Excerpt from a dataset:
——————————

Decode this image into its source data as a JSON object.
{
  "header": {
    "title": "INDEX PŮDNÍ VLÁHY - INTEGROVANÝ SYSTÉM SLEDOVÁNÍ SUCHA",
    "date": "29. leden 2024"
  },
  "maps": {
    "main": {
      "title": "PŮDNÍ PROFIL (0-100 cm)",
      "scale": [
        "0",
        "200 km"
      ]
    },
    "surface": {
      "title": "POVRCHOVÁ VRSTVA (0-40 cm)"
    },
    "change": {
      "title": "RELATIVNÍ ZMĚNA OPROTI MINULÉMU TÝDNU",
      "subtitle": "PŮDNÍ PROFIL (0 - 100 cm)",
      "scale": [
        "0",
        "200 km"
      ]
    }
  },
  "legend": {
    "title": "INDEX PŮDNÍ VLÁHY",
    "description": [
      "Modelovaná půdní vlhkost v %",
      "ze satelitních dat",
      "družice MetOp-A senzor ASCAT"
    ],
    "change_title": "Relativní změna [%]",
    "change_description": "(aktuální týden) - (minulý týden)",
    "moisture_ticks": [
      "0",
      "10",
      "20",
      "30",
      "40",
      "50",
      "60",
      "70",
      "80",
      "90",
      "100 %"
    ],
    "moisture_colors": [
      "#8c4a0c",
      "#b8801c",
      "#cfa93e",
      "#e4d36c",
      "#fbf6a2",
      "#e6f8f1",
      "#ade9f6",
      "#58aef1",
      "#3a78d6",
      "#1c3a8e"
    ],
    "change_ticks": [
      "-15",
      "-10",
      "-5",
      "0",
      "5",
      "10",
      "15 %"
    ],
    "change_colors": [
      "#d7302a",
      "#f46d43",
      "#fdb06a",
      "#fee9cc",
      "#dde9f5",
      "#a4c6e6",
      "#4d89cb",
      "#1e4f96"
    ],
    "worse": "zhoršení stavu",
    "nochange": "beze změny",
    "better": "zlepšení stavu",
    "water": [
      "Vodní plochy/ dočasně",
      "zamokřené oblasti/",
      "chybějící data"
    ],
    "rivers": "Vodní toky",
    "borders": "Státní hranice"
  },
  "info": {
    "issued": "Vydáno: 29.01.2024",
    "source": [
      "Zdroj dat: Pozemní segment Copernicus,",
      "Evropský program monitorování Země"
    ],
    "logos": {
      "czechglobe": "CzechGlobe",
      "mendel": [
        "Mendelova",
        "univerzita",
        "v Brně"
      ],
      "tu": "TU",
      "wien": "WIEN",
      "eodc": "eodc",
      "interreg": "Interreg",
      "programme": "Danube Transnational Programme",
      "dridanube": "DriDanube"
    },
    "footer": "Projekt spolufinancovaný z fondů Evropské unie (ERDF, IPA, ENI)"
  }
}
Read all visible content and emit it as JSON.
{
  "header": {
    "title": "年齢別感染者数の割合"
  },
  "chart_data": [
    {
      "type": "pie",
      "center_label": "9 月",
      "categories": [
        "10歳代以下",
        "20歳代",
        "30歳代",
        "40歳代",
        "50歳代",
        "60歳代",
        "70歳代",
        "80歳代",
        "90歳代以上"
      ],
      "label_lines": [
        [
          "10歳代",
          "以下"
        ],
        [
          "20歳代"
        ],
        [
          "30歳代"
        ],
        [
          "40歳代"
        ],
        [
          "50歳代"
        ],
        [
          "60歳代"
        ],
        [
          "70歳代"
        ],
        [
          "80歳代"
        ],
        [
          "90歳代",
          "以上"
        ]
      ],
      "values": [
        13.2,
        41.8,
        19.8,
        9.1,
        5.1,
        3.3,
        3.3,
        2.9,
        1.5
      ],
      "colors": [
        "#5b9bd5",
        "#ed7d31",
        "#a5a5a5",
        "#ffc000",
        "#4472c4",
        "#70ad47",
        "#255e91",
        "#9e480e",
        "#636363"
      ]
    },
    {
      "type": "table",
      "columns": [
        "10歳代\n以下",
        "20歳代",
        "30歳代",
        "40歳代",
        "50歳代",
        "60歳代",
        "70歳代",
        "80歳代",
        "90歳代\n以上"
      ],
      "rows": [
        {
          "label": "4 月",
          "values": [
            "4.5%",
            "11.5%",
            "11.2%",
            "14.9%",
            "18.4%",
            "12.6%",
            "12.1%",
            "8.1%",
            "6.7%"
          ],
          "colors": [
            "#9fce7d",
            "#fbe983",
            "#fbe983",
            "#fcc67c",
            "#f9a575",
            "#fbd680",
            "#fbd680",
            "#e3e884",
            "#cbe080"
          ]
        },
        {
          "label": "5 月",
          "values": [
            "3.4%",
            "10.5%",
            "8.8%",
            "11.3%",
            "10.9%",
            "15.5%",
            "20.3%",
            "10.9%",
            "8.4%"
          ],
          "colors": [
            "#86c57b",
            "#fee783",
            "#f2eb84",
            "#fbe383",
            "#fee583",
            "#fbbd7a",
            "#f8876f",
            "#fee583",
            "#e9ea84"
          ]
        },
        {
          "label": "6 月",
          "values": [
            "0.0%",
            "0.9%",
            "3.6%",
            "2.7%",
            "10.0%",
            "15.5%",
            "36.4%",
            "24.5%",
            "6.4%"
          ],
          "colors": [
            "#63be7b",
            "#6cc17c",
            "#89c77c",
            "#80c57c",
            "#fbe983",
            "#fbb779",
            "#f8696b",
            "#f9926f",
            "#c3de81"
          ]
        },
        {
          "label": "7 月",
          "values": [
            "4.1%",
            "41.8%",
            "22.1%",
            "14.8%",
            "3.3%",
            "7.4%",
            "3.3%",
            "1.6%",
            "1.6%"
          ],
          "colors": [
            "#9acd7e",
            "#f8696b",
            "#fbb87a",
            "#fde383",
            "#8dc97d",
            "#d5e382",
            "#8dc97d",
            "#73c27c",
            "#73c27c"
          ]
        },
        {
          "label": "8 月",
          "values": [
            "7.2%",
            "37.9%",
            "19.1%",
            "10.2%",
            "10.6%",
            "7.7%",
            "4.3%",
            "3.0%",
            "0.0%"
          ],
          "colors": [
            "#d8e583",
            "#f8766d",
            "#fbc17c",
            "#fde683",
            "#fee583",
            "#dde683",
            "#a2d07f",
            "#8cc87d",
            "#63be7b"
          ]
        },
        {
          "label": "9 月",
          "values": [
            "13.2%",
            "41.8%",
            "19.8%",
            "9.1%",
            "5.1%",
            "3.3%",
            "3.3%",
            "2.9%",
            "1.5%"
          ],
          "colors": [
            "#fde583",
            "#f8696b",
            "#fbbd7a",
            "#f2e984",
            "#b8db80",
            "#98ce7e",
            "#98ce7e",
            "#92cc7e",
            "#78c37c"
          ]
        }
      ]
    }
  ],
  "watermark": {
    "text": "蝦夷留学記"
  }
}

——————————

Tally the lines in the records above that contain the word "PROFIL", and give only that number.

2